▽

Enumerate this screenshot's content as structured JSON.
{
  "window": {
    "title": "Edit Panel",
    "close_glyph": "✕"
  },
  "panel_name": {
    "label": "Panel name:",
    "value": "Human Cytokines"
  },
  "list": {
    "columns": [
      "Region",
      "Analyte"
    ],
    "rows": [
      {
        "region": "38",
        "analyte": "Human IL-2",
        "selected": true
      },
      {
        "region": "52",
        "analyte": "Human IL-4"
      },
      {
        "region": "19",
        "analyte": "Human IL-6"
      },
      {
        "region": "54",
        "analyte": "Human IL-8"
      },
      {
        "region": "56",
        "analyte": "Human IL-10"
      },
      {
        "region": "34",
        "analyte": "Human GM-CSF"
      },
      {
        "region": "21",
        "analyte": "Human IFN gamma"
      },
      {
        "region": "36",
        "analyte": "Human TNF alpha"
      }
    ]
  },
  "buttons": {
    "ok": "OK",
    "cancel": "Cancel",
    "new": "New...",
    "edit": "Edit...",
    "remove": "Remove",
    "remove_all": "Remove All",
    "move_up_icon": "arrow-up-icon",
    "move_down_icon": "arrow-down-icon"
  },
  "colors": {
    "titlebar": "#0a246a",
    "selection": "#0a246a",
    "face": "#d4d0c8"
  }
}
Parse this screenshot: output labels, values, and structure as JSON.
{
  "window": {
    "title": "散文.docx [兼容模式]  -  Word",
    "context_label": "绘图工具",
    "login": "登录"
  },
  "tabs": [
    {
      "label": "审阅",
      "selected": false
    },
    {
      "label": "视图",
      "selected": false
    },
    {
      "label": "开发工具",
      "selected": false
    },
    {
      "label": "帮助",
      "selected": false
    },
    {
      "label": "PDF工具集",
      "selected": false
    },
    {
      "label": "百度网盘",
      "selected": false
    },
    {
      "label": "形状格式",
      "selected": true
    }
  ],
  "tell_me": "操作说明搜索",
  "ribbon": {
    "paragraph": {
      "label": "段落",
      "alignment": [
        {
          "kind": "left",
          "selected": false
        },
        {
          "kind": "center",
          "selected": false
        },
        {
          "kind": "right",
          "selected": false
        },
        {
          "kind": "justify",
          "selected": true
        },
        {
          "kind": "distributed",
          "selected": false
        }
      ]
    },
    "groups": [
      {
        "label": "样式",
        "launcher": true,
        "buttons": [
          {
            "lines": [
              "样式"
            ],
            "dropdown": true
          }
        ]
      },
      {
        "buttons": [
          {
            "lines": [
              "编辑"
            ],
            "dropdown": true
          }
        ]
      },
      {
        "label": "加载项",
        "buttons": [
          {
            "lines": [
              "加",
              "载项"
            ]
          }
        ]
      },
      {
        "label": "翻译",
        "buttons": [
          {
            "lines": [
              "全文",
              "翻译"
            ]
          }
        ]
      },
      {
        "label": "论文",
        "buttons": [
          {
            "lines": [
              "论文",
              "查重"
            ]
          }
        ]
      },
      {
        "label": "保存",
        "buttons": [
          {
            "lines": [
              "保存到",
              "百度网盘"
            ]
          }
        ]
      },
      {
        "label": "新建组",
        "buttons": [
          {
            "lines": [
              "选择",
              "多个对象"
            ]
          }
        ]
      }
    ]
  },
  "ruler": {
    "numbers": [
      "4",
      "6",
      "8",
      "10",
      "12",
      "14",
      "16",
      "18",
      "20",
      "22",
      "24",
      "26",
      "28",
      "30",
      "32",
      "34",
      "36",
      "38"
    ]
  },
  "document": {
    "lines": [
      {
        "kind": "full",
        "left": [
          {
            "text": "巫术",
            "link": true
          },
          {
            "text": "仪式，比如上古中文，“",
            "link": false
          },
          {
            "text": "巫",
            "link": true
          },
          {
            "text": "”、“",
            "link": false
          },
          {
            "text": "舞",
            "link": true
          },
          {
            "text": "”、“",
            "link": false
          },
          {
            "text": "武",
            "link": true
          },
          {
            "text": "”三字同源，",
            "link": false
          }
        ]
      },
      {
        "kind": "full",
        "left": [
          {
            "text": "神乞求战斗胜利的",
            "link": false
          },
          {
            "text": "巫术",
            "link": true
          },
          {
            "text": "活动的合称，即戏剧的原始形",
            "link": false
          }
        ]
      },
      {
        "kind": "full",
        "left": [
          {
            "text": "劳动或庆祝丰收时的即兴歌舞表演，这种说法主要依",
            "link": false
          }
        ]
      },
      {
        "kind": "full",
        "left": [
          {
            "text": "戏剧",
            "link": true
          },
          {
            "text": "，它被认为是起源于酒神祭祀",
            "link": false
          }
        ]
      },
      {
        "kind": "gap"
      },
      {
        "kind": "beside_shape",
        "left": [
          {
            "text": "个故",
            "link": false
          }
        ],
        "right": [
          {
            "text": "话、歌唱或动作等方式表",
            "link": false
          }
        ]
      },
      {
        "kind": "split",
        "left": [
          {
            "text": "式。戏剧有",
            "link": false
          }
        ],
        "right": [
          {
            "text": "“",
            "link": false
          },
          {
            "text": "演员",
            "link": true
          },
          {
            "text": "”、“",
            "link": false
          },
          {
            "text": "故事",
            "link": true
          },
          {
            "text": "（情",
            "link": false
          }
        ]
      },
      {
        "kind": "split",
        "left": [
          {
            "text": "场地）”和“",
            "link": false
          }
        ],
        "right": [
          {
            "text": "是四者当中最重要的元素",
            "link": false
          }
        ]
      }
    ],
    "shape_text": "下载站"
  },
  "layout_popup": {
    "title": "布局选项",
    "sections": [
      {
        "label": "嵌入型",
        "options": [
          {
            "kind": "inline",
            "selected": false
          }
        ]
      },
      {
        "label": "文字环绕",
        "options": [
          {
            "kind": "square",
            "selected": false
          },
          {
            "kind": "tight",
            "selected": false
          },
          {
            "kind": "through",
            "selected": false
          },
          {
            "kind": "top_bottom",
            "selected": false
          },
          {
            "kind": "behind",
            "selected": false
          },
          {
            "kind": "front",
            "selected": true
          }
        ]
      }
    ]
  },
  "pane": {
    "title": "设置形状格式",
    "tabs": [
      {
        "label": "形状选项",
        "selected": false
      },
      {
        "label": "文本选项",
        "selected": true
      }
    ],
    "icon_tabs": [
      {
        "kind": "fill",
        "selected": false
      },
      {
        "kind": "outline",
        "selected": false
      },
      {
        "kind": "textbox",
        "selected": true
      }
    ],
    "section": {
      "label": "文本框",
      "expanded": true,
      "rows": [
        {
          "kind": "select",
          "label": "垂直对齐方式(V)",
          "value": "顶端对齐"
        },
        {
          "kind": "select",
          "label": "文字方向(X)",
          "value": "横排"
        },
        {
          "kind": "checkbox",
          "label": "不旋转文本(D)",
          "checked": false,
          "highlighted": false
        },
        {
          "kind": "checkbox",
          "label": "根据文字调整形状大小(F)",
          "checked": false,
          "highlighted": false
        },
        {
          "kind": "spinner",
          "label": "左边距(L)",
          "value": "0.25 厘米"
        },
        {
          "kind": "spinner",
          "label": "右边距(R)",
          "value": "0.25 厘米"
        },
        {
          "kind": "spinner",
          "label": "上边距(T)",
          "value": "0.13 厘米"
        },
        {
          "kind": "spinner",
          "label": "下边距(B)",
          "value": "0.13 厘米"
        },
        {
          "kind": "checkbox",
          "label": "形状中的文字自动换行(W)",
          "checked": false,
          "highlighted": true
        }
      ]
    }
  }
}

△

§ Problem description
Type the whole listing again, unaltered.

§ Written reply
Enumerate this screenshot's content as structured JSON.
{
  "window": {
    "title": "Edit Panel",
    "close_glyph": "✕"
  },
  "panel_name": {
    "label": "Panel name:",
    "value": "Human Cytokines"
  },
  "list": {
    "columns": [
      "Region",
      "Analyte"
    ],
    "rows": [
      {
        "region": "38",
        "analyte": "Human IL-2",
        "selected": true
      },
      {
        "region": "52",
        "analyte": "Human IL-4"
      },
      {
        "region": "19",
        "analyte": "Human IL-6"
      },
      {
        "region": "54",
        "analyte": "Human IL-8"
      },
      {
        "region": "56",
        "analyte": "Human IL-10"
      },
      {
        "region": "34",
        "analyte": "Human GM-CSF"
      },
      {
        "region": "21",
        "analyte": "Human IFN gamma"
      },
      {
        "region": "36",
        "analyte": "Human TNF alpha"
      }
    ]
  },
  "buttons": {
    "ok": "OK",
    "cancel": "Cancel",
    "new": "New...",
    "edit": "Edit...",
    "remove": "Remove",
    "remove_all": "Remove All",
    "move_up_icon": "arrow-up-icon",
    "move_down_icon": "arrow-down-icon"
  },
  "colors": {
    "titlebar": "#0a246a",
    "selection": "#0a246a",
    "face": "#d4d0c8"
  }
}
Parse this screenshot: output labels, values, and structure as JSON.
{
  "window": {
    "title": "散文.docx [兼容模式]  -  Word",
    "context_label": "绘图工具",
    "login": "登录"
  },
  "tabs": [
    {
      "label": "审阅",
      "selected": false
    },
    {
      "label": "视图",
      "selected": false
    },
    {
      "label": "开发工具",
      "selected": false
    },
    {
      "label": "帮助",
      "selected": false
    },
    {
      "label": "PDF工具集",
      "selected": false
    },
    {
      "label": "百度网盘",
      "selected": false
    },
    {
      "label": "形状格式",
      "selected": true
    }
  ],
  "tell_me": "操作说明搜索",
  "ribbon": {
    "paragraph": {
      "label": "段落",
      "alignment": [
        {
          "kind": "left",
          "selected": false
        },
        {
          "kind": "center",
          "selected": false
        },
        {
          "kind": "right",
          "selected": false
        },
        {
          "kind": "justify",
          "selected": true
        },
        {
          "kind": "distributed",
          "selected": false
        }
      ]
    },
    "groups": [
      {
        "label": "样式",
        "launcher": true,
        "buttons": [
          {
            "lines": [
              "样式"
            ],
            "dropdown": true
          }
        ]
      },
      {
        "buttons": [
          {
            "lines": [
              "编辑"
            ],
            "dropdown": true
          }
        ]
      },
      {
        "label": "加载项",
        "buttons": [
          {
            "lines": [
              "加",
              "载项"
            ]
          }
        ]
      },
      {
        "label": "翻译",
        "buttons": [
          {
            "lines": [
              "全文",
              "翻译"
            ]
          }
        ]
      },
      {
        "label": "论文",
        "buttons": [
          {
            "lines": [
              "论文",
              "查重"
            ]
          }
        ]
      },
      {
        "label": "保存",
        "buttons": [
          {
            "lines": [
              "保存到",
              "百度网盘"
            ]
          }
        ]
      },
      {
        "label": "新建组",
        "buttons": [
          {
            "lines": [
              "选择",
              "多个对象"
            ]
          }
        ]
      }
    ]
  },
  "ruler": {
    "numbers": [
      "4",
      "6",
      "8",
      "10",
      "12",
      "14",
      "16",
      "18",
      "20",
      "22",
      "24",
      "26",
      "28",
      "30",
      "32",
      "34",
      "36",
      "38"
    ]
  },
  "document": {
    "lines": [
      {
        "kind": "full",
        "left": [
          {
            "text": "巫术",
            "link": true
          },
          {
            "text": "仪式，比如上古中文，“",
            "link": false
          },
          {
            "text": "巫",
            "link": true
          },
          {
            "text": "”、“",
            "link": false
          },
          {
            "text": "舞",
            "link": true
          },
          {
            "text": "”、“",
            "link": false
          },
          {
            "text": "武",
            "link": true
          },
          {
            "text": "”三字同源，",
            "link": false
          }
        ]
      },
      {
        "kind": "full",
        "left": [
          {
            "text": "神乞求战斗胜利的",
            "link": false
          },
          {
            "text": "巫术",
            "link": true
          },
          {
            "text": "活动的合称，即戏剧的原始形",
            "link": false
          }
        ]
      },
      {
        "kind": "full",
        "left": [
          {
            "text": "劳动或庆祝丰收时的即兴歌舞表演，这种说法主要依",
            "link": false
          }
        ]
      },
      {
        "kind": "full",
        "left": [
          {
            "text": "戏剧",
            "link": true
          },
          {
            "text": "，它被认为是起源于酒神祭祀",
            "link": false
          }
        ]
      },
      {
        "kind": "gap"
      },
      {
        "kind": "beside_shape",
        "left": [
          {
            "text": "个故",
            "link": false
          }
        ],
        "right": [
          {
            "text": "话、歌唱或动作等方式表",
            "link": false
          }
        ]
      },
      {
        "kind": "split",
        "left": [
          {
            "text": "式。戏剧有",
            "link": false
          }
        ],
        "right": [
          {
            "text": "“",
            "link": false
          },
          {
            "text": "演员",
            "link": true
          },
          {
            "text": "”、“",
            "link": false
          },
          {
            "text": "故事",
            "link": true
          },
          {
            "text": "（情",
            "link": false
          }
        ]
      },
      {
        "kind": "split",
        "left": [
          {
            "text": "场地）”和“",
            "link": false
          }
        ],
        "right": [
          {
            "text": "是四者当中最重要的元素",
            "link": false
          }
        ]
      }
    ],
    "shape_text": "下载站"
  },
  "layout_popup": {
    "title": "布局选项",
    "sections": [
      {
        "label": "嵌入型",
        "options": [
          {
            "kind": "inline",
            "selected": false
          }
        ]
      },
      {
        "label": "文字环绕",
        "options": [
          {
            "kind": "square",
            "selected": false
          },
          {
            "kind": "tight",
            "selected": false
          },
          {
            "kind": "through",
            "selected": false
          },
          {
            "kind": "top_bottom",
            "selected": false
          },
          {
            "kind": "behind",
            "selected": false
          },
          {
            "kind": "front",
            "selected": true
          }
        ]
      }
    ]
  },
  "pane": {
    "title": "设置形状格式",
    "tabs": [
      {
        "label": "形状选项",
        "selected": false
      },
      {
        "label": "文本选项",
        "selected": true
      }
    ],
    "icon_tabs": [
      {
        "kind": "fill",
        "selected": false
      },
      {
        "kind": "outline",
        "selected": false
      },
      {
        "kind": "textbox",
        "selected": true
      }
    ],
    "section": {
      "label": "文本框",
      "expanded": true,
      "rows": [
        {
          "kind": "select",
          "label": "垂直对齐方式(V)",
          "value": "顶端对齐"
        },
        {
          "kind": "select",
          "label": "文字方向(X)",
          "value": "横排"
        },
        {
          "kind": "checkbox",
          "label": "不旋转文本(D)",
          "checked": false,
          "highlighted": false
        },
        {
          "kind": "checkbox",
          "label": "根据文字调整形状大小(F)",
          "checked": false,
          "highlighted": false
        },
        {
          "kind": "spinner",
          "label": "左边距(L)",
          "value": "0.25 厘米"
        },
        {
          "kind": "spinner",
          "label": "右边距(R)",
          "value": "0.25 厘米"
        },
        {
          "kind": "spinner",
          "label": "上边距(T)",
          "value": "0.13 厘米"
        },
        {
          "kind": "spinner",
          "label": "下边距(B)",
          "value": "0.13 厘米"
        },
        {
          "kind": "checkbox",
          "label": "形状中的文字自动换行(W)",
          "checked": false,
          "highlighted": true
        }
      ]
    }
  }
}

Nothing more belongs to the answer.